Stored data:
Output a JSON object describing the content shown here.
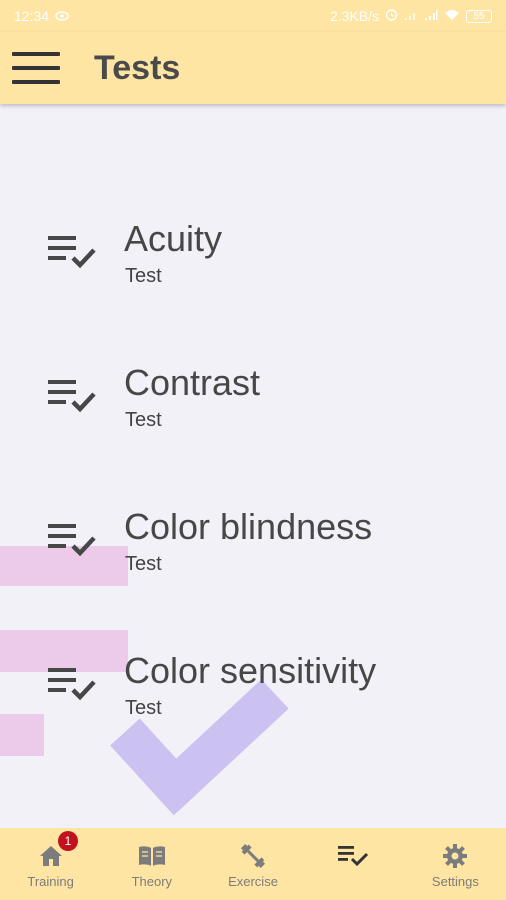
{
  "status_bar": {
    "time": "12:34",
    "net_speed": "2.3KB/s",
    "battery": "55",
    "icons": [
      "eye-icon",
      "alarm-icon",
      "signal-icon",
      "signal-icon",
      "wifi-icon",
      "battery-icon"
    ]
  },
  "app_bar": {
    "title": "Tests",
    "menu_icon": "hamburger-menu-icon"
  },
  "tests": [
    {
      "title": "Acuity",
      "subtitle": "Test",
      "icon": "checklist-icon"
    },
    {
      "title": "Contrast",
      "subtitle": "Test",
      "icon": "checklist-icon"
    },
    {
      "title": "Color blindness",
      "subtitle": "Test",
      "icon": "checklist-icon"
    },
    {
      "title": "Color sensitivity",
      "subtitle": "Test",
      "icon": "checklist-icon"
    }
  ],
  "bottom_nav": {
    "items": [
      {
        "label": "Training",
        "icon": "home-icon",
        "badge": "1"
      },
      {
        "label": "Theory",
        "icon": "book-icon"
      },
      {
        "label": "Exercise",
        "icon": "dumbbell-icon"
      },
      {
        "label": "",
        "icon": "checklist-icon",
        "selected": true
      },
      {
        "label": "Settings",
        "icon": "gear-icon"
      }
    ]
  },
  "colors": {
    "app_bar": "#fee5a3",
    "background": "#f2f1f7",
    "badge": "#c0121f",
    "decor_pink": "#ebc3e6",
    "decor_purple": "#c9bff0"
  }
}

_TASK BRIEF_
Transcribe the records above exactly, omitting every picture they contain.

_COMPLETED EXERCISE_
Output a JSON object describing the content shown here.
{
  "status_bar": {
    "time": "12:34",
    "net_speed": "2.3KB/s",
    "battery": "55",
    "icons": [
      "eye-icon",
      "alarm-icon",
      "signal-icon",
      "signal-icon",
      "wifi-icon",
      "battery-icon"
    ]
  },
  "app_bar": {
    "title": "Tests",
    "menu_icon": "hamburger-menu-icon"
  },
  "tests": [
    {
      "title": "Acuity",
      "subtitle": "Test",
      "icon": "checklist-icon"
    },
    {
      "title": "Contrast",
      "subtitle": "Test",
      "icon": "checklist-icon"
    },
    {
      "title": "Color blindness",
      "subtitle": "Test",
      "icon": "checklist-icon"
    },
    {
      "title": "Color sensitivity",
      "subtitle": "Test",
      "icon": "checklist-icon"
    }
  ],
  "bottom_nav": {
    "items": [
      {
        "label": "Training",
        "icon": "home-icon",
        "badge": "1"
      },
      {
        "label": "Theory",
        "icon": "book-icon"
      },
      {
        "label": "Exercise",
        "icon": "dumbbell-icon"
      },
      {
        "label": "",
        "icon": "checklist-icon",
        "selected": true
      },
      {
        "label": "Settings",
        "icon": "gear-icon"
      }
    ]
  },
  "colors": {
    "app_bar": "#fee5a3",
    "background": "#f2f1f7",
    "badge": "#c0121f",
    "decor_pink": "#ebc3e6",
    "decor_purple": "#c9bff0"
  }
}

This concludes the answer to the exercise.